== WRITTEN REQUEST ==
Only the lines holding the string "name" are needed. Copy each one.

== Records from a data collection ==
_____

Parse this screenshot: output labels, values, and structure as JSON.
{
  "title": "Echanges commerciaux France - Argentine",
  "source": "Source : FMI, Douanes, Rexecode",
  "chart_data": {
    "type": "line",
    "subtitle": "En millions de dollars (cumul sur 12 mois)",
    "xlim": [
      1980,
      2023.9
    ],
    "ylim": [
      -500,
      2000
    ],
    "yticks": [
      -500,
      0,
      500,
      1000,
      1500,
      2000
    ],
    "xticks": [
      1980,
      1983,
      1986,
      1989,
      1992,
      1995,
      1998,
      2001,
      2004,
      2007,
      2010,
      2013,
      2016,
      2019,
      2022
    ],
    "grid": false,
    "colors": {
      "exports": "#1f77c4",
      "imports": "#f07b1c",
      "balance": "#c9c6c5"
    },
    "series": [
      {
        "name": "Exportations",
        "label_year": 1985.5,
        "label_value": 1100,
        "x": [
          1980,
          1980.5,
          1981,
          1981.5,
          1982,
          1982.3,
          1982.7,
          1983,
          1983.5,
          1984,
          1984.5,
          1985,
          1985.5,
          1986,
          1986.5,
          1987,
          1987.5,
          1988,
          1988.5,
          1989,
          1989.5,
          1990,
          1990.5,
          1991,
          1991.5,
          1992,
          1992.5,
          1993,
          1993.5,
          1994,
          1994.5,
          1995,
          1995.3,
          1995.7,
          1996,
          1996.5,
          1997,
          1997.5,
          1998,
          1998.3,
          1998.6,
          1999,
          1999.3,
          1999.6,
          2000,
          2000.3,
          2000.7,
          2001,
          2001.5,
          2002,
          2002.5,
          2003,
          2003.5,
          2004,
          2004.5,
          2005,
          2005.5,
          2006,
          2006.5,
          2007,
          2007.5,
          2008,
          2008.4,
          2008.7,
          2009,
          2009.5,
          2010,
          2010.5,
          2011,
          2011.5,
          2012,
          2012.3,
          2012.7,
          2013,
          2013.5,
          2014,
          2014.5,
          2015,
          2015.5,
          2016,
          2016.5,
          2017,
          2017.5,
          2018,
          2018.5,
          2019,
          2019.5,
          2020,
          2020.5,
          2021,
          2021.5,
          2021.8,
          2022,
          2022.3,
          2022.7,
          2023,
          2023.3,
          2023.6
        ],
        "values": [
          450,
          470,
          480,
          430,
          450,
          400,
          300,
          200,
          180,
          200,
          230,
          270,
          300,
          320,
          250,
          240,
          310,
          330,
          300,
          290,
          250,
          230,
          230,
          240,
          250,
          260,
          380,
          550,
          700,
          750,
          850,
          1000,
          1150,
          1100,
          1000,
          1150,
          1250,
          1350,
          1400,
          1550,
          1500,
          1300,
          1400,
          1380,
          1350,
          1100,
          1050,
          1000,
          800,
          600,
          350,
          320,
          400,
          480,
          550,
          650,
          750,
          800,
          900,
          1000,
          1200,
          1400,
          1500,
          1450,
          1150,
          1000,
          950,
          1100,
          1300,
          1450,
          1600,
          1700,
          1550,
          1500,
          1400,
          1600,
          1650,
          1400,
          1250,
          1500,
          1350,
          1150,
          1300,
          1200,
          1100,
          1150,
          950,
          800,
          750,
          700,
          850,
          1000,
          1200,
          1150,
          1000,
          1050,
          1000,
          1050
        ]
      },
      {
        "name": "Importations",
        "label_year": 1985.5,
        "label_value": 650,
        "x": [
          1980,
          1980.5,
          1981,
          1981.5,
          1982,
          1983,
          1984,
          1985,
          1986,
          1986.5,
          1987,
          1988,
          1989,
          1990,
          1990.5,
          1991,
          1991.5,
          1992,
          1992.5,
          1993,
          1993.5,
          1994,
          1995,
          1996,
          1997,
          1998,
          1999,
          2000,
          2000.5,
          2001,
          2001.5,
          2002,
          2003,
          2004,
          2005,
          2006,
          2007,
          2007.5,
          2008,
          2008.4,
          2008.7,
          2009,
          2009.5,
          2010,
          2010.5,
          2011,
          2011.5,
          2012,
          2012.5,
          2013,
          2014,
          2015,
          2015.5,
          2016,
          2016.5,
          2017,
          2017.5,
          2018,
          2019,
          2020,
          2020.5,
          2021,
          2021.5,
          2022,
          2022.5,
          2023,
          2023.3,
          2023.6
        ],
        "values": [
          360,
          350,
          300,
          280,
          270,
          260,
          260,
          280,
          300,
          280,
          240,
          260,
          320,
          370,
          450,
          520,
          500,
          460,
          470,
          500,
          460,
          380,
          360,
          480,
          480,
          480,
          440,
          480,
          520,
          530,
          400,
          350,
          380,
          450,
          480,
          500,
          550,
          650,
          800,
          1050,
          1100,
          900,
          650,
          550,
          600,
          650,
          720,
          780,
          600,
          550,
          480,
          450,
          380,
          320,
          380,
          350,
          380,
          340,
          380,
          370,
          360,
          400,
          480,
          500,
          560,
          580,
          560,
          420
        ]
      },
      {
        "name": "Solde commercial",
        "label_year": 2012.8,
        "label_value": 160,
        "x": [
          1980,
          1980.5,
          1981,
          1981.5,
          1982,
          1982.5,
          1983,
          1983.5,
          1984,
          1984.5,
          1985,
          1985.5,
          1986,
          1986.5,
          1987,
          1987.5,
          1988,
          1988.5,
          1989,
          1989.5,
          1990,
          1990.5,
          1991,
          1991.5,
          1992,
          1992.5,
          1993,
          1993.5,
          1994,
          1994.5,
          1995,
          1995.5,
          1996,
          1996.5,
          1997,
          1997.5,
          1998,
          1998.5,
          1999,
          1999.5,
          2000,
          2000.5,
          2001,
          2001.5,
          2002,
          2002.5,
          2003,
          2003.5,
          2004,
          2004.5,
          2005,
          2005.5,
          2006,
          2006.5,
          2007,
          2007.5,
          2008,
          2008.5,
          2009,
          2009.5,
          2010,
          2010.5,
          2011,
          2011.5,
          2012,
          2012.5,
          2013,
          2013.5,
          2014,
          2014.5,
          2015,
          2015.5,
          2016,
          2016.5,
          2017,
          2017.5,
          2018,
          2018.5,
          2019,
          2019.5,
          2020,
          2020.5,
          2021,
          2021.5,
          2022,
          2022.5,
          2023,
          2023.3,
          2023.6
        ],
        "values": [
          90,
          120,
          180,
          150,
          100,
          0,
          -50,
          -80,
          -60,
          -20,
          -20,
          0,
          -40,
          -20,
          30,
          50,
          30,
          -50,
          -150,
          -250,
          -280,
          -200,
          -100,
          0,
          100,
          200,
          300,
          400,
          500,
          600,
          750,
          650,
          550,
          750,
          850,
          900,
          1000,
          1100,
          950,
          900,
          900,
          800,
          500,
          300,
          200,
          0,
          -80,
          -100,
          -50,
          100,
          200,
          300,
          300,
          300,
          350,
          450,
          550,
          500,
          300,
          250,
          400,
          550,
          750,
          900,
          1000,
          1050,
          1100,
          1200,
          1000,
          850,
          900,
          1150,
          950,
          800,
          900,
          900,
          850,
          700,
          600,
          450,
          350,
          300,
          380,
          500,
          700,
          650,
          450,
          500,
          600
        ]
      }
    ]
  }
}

_____

== SOLUTION BELOW ==
        "name": "Exportations",
        "name": "Importations",
        "name": "Solde commercial",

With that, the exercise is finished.